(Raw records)
####################

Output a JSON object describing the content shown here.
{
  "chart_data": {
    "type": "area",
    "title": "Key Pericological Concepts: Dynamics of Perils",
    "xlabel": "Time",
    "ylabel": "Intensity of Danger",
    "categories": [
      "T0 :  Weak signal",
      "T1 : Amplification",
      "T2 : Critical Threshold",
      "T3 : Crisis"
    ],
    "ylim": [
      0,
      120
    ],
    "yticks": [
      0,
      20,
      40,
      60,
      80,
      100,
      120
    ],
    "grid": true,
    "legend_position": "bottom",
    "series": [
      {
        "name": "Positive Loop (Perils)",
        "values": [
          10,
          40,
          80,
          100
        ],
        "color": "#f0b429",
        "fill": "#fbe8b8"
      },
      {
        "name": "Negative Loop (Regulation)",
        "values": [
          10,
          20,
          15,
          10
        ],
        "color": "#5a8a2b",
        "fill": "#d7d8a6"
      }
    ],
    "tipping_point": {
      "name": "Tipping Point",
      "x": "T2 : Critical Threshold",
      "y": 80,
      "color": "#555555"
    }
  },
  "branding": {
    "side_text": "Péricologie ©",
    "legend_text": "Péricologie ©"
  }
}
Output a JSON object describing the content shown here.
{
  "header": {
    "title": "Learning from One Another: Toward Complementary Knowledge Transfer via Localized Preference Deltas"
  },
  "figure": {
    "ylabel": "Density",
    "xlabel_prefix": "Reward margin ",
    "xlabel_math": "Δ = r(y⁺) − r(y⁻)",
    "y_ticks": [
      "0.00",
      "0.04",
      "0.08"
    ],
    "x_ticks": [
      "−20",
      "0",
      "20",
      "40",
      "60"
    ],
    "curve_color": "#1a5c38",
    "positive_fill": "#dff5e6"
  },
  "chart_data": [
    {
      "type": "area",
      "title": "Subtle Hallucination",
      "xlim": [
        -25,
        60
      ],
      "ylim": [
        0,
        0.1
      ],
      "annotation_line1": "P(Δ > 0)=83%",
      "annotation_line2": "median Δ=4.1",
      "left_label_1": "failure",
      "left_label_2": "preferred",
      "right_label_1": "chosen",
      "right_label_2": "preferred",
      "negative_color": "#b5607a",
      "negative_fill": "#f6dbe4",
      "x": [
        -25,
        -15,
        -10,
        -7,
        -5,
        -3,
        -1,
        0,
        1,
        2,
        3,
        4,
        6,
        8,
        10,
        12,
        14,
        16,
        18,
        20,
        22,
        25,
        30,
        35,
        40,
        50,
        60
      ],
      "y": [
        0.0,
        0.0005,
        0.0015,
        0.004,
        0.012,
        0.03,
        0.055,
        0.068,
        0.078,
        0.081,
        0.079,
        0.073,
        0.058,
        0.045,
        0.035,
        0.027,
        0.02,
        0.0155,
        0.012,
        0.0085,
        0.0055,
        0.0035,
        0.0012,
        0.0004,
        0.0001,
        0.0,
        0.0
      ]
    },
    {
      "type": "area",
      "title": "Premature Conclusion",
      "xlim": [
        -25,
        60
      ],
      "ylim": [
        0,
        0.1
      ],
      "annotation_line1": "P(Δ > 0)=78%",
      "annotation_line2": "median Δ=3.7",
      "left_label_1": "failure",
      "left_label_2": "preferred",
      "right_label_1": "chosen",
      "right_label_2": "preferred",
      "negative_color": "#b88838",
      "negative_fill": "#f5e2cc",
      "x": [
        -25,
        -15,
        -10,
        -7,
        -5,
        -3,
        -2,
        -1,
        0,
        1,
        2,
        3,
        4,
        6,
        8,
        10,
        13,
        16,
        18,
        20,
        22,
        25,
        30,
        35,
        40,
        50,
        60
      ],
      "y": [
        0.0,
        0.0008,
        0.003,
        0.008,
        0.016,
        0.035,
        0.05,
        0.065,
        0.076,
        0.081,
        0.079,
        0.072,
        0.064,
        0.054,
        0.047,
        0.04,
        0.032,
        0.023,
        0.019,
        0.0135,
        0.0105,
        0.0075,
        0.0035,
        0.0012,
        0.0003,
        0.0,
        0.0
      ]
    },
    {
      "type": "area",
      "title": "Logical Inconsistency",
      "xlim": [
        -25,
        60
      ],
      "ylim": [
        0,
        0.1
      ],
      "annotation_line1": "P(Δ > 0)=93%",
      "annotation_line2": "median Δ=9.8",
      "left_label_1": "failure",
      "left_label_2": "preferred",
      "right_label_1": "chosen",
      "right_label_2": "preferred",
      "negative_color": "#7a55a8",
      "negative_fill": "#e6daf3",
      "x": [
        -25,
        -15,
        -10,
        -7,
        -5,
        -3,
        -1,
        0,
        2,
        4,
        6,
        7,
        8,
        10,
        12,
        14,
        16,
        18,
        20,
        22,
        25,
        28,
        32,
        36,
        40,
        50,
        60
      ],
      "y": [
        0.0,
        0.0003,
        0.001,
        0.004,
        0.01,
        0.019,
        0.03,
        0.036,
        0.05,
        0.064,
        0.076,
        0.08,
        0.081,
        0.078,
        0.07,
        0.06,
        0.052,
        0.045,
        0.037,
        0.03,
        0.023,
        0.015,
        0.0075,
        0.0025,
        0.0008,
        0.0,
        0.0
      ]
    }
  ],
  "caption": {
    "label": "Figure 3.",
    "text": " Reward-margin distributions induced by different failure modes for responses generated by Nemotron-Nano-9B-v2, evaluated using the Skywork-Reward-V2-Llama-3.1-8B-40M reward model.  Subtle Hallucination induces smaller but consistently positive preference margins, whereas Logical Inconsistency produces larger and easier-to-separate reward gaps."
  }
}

####################

Required work
Make a verbatim copy of every entry shown above.

In response
Output a JSON object describing the content shown here.
{
  "chart_data": {
    "type": "area",
    "title": "Key Pericological Concepts: Dynamics of Perils",
    "xlabel": "Time",
    "ylabel": "Intensity of Danger",
    "categories": [
      "T0 :  Weak signal",
      "T1 : Amplification",
      "T2 : Critical Threshold",
      "T3 : Crisis"
    ],
    "ylim": [
      0,
      120
    ],
    "yticks": [
      0,
      20,
      40,
      60,
      80,
      100,
      120
    ],
    "grid": true,
    "legend_position": "bottom",
    "series": [
      {
        "name": "Positive Loop (Perils)",
        "values": [
          10,
          40,
          80,
          100
        ],
        "color": "#f0b429",
        "fill": "#fbe8b8"
      },
      {
        "name": "Negative Loop (Regulation)",
        "values": [
          10,
          20,
          15,
          10
        ],
        "color": "#5a8a2b",
        "fill": "#d7d8a6"
      }
    ],
    "tipping_point": {
      "name": "Tipping Point",
      "x": "T2 : Critical Threshold",
      "y": 80,
      "color": "#555555"
    }
  },
  "branding": {
    "side_text": "Péricologie ©",
    "legend_text": "Péricologie ©"
  }
}
Output a JSON object describing the content shown here.
{
  "header": {
    "title": "Learning from One Another: Toward Complementary Knowledge Transfer via Localized Preference Deltas"
  },
  "figure": {
    "ylabel": "Density",
    "xlabel_prefix": "Reward margin ",
    "xlabel_math": "Δ = r(y⁺) − r(y⁻)",
    "y_ticks": [
      "0.00",
      "0.04",
      "0.08"
    ],
    "x_ticks": [
      "−20",
      "0",
      "20",
      "40",
      "60"
    ],
    "curve_color": "#1a5c38",
    "positive_fill": "#dff5e6"
  },
  "chart_data": [
    {
      "type": "area",
      "title": "Subtle Hallucination",
      "xlim": [
        -25,
        60
      ],
      "ylim": [
        0,
        0.1
      ],
      "annotation_line1": "P(Δ > 0)=83%",
      "annotation_line2": "median Δ=4.1",
      "left_label_1": "failure",
      "left_label_2": "preferred",
      "right_label_1": "chosen",
      "right_label_2": "preferred",
      "negative_color": "#b5607a",
      "negative_fill": "#f6dbe4",
      "x": [
        -25,
        -15,
        -10,
        -7,
        -5,
        -3,
        -1,
        0,
        1,
        2,
        3,
        4,
        6,
        8,
        10,
        12,
        14,
        16,
        18,
        20,
        22,
        25,
        30,
        35,
        40,
        50,
        60
      ],
      "y": [
        0.0,
        0.0005,
        0.0015,
        0.004,
        0.012,
        0.03,
        0.055,
        0.068,
        0.078,
        0.081,
        0.079,
        0.073,
        0.058,
        0.045,
        0.035,
        0.027,
        0.02,
        0.0155,
        0.012,
        0.0085,
        0.0055,
        0.0035,
        0.0012,
        0.0004,
        0.0001,
        0.0,
        0.0
      ]
    },
    {
      "type": "area",
      "title": "Premature Conclusion",
      "xlim": [
        -25,
        60
      ],
      "ylim": [
        0,
        0.1
      ],
      "annotation_line1": "P(Δ > 0)=78%",
      "annotation_line2": "median Δ=3.7",
      "left_label_1": "failure",
      "left_label_2": "preferred",
      "right_label_1": "chosen",
      "right_label_2": "preferred",
      "negative_color": "#b88838",
      "negative_fill": "#f5e2cc",
      "x": [
        -25,
        -15,
        -10,
        -7,
        -5,
        -3,
        -2,
        -1,
        0,
        1,
        2,
        3,
        4,
        6,
        8,
        10,
        13,
        16,
        18,
        20,
        22,
        25,
        30,
        35,
        40,
        50,
        60
      ],
      "y": [
        0.0,
        0.0008,
        0.003,
        0.008,
        0.016,
        0.035,
        0.05,
        0.065,
        0.076,
        0.081,
        0.079,
        0.072,
        0.064,
        0.054,
        0.047,
        0.04,
        0.032,
        0.023,
        0.019,
        0.0135,
        0.0105,
        0.0075,
        0.0035,
        0.0012,
        0.0003,
        0.0,
        0.0
      ]
    },
    {
      "type": "area",
      "title": "Logical Inconsistency",
      "xlim": [
        -25,
        60
      ],
      "ylim": [
        0,
        0.1
      ],
      "annotation_line1": "P(Δ > 0)=93%",
      "annotation_line2": "median Δ=9.8",
      "left_label_1": "failure",
      "left_label_2": "preferred",
      "right_label_1": "chosen",
      "right_label_2": "preferred",
      "negative_color": "#7a55a8",
      "negative_fill": "#e6daf3",
      "x": [
        -25,
        -15,
        -10,
        -7,
        -5,
        -3,
        -1,
        0,
        2,
        4,
        6,
        7,
        8,
        10,
        12,
        14,
        16,
        18,
        20,
        22,
        25,
        28,
        32,
        36,
        40,
        50,
        60
      ],
      "y": [
        0.0,
        0.0003,
        0.001,
        0.004,
        0.01,
        0.019,
        0.03,
        0.036,
        0.05,
        0.064,
        0.076,
        0.08,
        0.081,
        0.078,
        0.07,
        0.06,
        0.052,
        0.045,
        0.037,
        0.03,
        0.023,
        0.015,
        0.0075,
        0.0025,
        0.0008,
        0.0,
        0.0
      ]
    }
  ],
  "caption": {
    "label": "Figure 3.",
    "text": " Reward-margin distributions induced by different failure modes for responses generated by Nemotron-Nano-9B-v2, evaluated using the Skywork-Reward-V2-Llama-3.1-8B-40M reward model.  Subtle Hallucination induces smaller but consistently positive preference margins, whereas Logical Inconsistency produces larger and easier-to-separate reward gaps."
  }
}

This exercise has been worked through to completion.